> [Objective]: Your task is to gather the lines below that hold the string "JSON".

★ ★ ★

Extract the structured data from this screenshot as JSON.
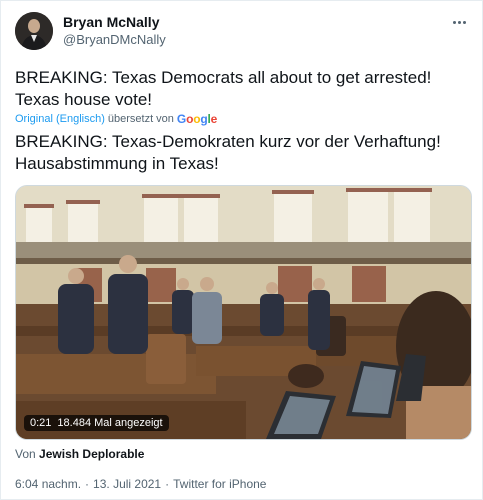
{
  "author": {
    "name": "Bryan McNally",
    "handle": "@BryanDMcNally"
  },
  "menu_icon": "more-horizontal-icon",
  "tweet": {
    "text_line1": "BREAKING: Texas Democrats all about to get arrested!",
    "text_line2": "Texas house vote!",
    "translate_original": "Original (Englisch)",
    "translate_by": "übersetzt von",
    "translate_provider": "Google",
    "translated_line1": "BREAKING: Texas-Demokraten kurz vor der Verhaftung!",
    "translated_line2": "Hausabstimmung in Texas!"
  },
  "video": {
    "duration": "0:21",
    "views": "18.484 Mal angezeigt"
  },
  "source": {
    "prefix": "Von",
    "name": "Jewish Deplorable"
  },
  "meta": {
    "time": "6:04 nachm.",
    "sep1": "·",
    "date": "13. Juli 2021",
    "sep2": "·",
    "client": "Twitter for iPhone"
  },
  "colors": {
    "link": "#1d9bf0",
    "text": "#0f1419",
    "secondary": "#536471"
  }
}
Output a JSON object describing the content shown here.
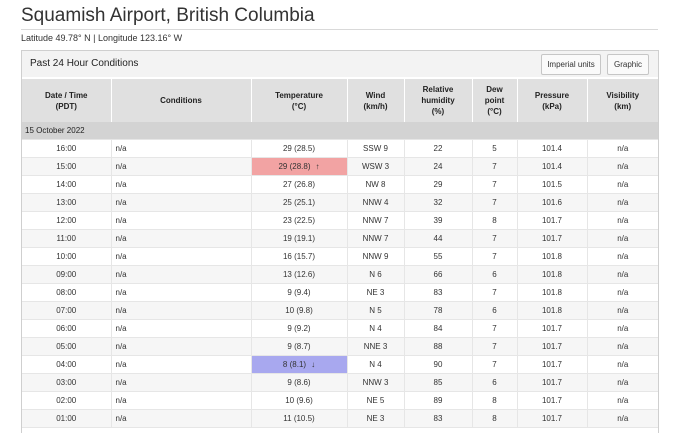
{
  "title": "Squamish Airport, British Columbia",
  "coordinates": "Latitude 49.78° N | Longitude 123.16° W",
  "panel": {
    "title": "Past 24 Hour Conditions",
    "imperial_button": "Imperial units",
    "graphic_button": "Graphic"
  },
  "columns": [
    {
      "key": "datetime",
      "lines": [
        "Date / Time",
        "(PDT)"
      ]
    },
    {
      "key": "conditions",
      "lines": [
        "Conditions"
      ]
    },
    {
      "key": "temperature",
      "lines": [
        "Temperature",
        "(°C)"
      ]
    },
    {
      "key": "wind",
      "lines": [
        "Wind",
        "(km/h)"
      ]
    },
    {
      "key": "humidity",
      "lines": [
        "Relative",
        "humidity",
        "(%)"
      ]
    },
    {
      "key": "dewpoint",
      "lines": [
        "Dew",
        "point",
        "(°C)"
      ]
    },
    {
      "key": "pressure",
      "lines": [
        "Pressure",
        "(kPa)"
      ]
    },
    {
      "key": "visibility",
      "lines": [
        "Visibility",
        "(km)"
      ]
    }
  ],
  "date_label": "15 October 2022",
  "highlight_colors": {
    "max": "#f2a3a3",
    "min": "#a8a8ef"
  },
  "icons": {
    "max": "arrow-up-icon",
    "min": "arrow-down-icon"
  },
  "rows": [
    {
      "time": "16:00",
      "conditions": "n/a",
      "temp": "29",
      "feels": "(28.5)",
      "wind": "SSW 9",
      "humidity": "22",
      "dewpoint": "5",
      "pressure": "101.4",
      "visibility": "n/a"
    },
    {
      "time": "15:00",
      "conditions": "n/a",
      "temp": "29",
      "feels": "(28.8)",
      "wind": "WSW 3",
      "humidity": "24",
      "dewpoint": "7",
      "pressure": "101.4",
      "visibility": "n/a",
      "flag": "max"
    },
    {
      "time": "14:00",
      "conditions": "n/a",
      "temp": "27",
      "feels": "(26.8)",
      "wind": "NW 8",
      "humidity": "29",
      "dewpoint": "7",
      "pressure": "101.5",
      "visibility": "n/a"
    },
    {
      "time": "13:00",
      "conditions": "n/a",
      "temp": "25",
      "feels": "(25.1)",
      "wind": "NNW 4",
      "humidity": "32",
      "dewpoint": "7",
      "pressure": "101.6",
      "visibility": "n/a"
    },
    {
      "time": "12:00",
      "conditions": "n/a",
      "temp": "23",
      "feels": "(22.5)",
      "wind": "NNW 7",
      "humidity": "39",
      "dewpoint": "8",
      "pressure": "101.7",
      "visibility": "n/a"
    },
    {
      "time": "11:00",
      "conditions": "n/a",
      "temp": "19",
      "feels": "(19.1)",
      "wind": "NNW 7",
      "humidity": "44",
      "dewpoint": "7",
      "pressure": "101.7",
      "visibility": "n/a"
    },
    {
      "time": "10:00",
      "conditions": "n/a",
      "temp": "16",
      "feels": "(15.7)",
      "wind": "NNW 9",
      "humidity": "55",
      "dewpoint": "7",
      "pressure": "101.8",
      "visibility": "n/a"
    },
    {
      "time": "09:00",
      "conditions": "n/a",
      "temp": "13",
      "feels": "(12.6)",
      "wind": "N 6",
      "humidity": "66",
      "dewpoint": "6",
      "pressure": "101.8",
      "visibility": "n/a"
    },
    {
      "time": "08:00",
      "conditions": "n/a",
      "temp": "9",
      "feels": "(9.4)",
      "wind": "NE 3",
      "humidity": "83",
      "dewpoint": "7",
      "pressure": "101.8",
      "visibility": "n/a"
    },
    {
      "time": "07:00",
      "conditions": "n/a",
      "temp": "10",
      "feels": "(9.8)",
      "wind": "N 5",
      "humidity": "78",
      "dewpoint": "6",
      "pressure": "101.8",
      "visibility": "n/a"
    },
    {
      "time": "06:00",
      "conditions": "n/a",
      "temp": "9",
      "feels": "(9.2)",
      "wind": "N 4",
      "humidity": "84",
      "dewpoint": "7",
      "pressure": "101.7",
      "visibility": "n/a"
    },
    {
      "time": "05:00",
      "conditions": "n/a",
      "temp": "9",
      "feels": "(8.7)",
      "wind": "NNE 3",
      "humidity": "88",
      "dewpoint": "7",
      "pressure": "101.7",
      "visibility": "n/a"
    },
    {
      "time": "04:00",
      "conditions": "n/a",
      "temp": "8",
      "feels": "(8.1)",
      "wind": "N 4",
      "humidity": "90",
      "dewpoint": "7",
      "pressure": "101.7",
      "visibility": "n/a",
      "flag": "min"
    },
    {
      "time": "03:00",
      "conditions": "n/a",
      "temp": "9",
      "feels": "(8.6)",
      "wind": "NNW 3",
      "humidity": "85",
      "dewpoint": "6",
      "pressure": "101.7",
      "visibility": "n/a"
    },
    {
      "time": "02:00",
      "conditions": "n/a",
      "temp": "10",
      "feels": "(9.6)",
      "wind": "NE 5",
      "humidity": "89",
      "dewpoint": "8",
      "pressure": "101.7",
      "visibility": "n/a"
    },
    {
      "time": "01:00",
      "conditions": "n/a",
      "temp": "11",
      "feels": "(10.5)",
      "wind": "NE 3",
      "humidity": "83",
      "dewpoint": "8",
      "pressure": "101.7",
      "visibility": "n/a"
    }
  ]
}
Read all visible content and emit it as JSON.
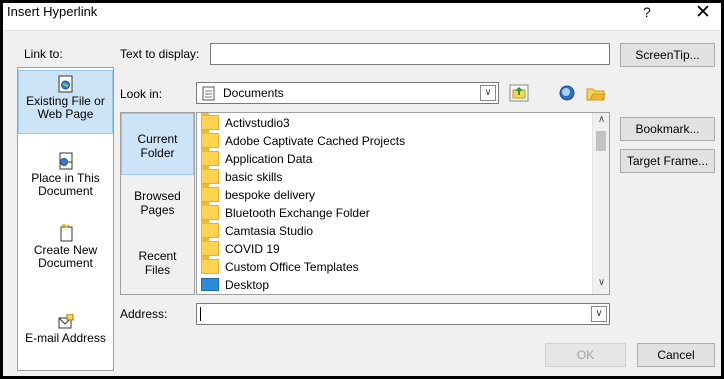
{
  "window": {
    "title": "Insert Hyperlink",
    "help_label": "?",
    "close_label": "✕"
  },
  "link_to": {
    "label": "Link to:",
    "items": [
      {
        "label_line1": "Existing File or",
        "label_line2": "Web Page",
        "icon": "web-page-icon",
        "selected": true
      },
      {
        "label_line1": "Place in This",
        "label_line2": "Document",
        "icon": "document-place-icon",
        "selected": false
      },
      {
        "label_line1": "Create New",
        "label_line2": "Document",
        "icon": "new-document-icon",
        "selected": false
      },
      {
        "label_line1": "E-mail Address",
        "label_line2": "",
        "icon": "email-icon",
        "selected": false
      }
    ]
  },
  "text_to_display": {
    "label": "Text to display:",
    "value": ""
  },
  "screentip_label": "ScreenTip...",
  "look_in": {
    "label": "Look in:",
    "value": "Documents",
    "icon": "documents-folder-icon"
  },
  "toolbar_icons": [
    "browse-web-icon",
    "browse-for-file-icon"
  ],
  "up_folder_icon": "up-one-folder-icon",
  "folder_buttons": [
    {
      "label_line1": "Current",
      "label_line2": "Folder",
      "selected": true
    },
    {
      "label_line1": "Browsed",
      "label_line2": "Pages",
      "selected": false
    },
    {
      "label_line1": "Recent",
      "label_line2": "Files",
      "selected": false
    }
  ],
  "files": [
    {
      "name": "Activstudio3",
      "type": "folder"
    },
    {
      "name": "Adobe Captivate Cached Projects",
      "type": "folder"
    },
    {
      "name": "Application Data",
      "type": "folder"
    },
    {
      "name": "basic skills",
      "type": "folder"
    },
    {
      "name": "bespoke delivery",
      "type": "folder"
    },
    {
      "name": "Bluetooth Exchange Folder",
      "type": "folder"
    },
    {
      "name": "Camtasia Studio",
      "type": "folder"
    },
    {
      "name": "COVID 19",
      "type": "folder"
    },
    {
      "name": "Custom Office Templates",
      "type": "folder"
    },
    {
      "name": "Desktop",
      "type": "desktop"
    }
  ],
  "side_buttons": {
    "bookmark": "Bookmark...",
    "target_frame": "Target Frame..."
  },
  "address": {
    "label": "Address:",
    "value": ""
  },
  "ok_label": "OK",
  "cancel_label": "Cancel"
}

★ ★ ★

> [Completed task]:
Extract the structured data from this screenshot as JSON.
Output a JSON object describing the content shown here.
Read all visible content and emit it as JSON.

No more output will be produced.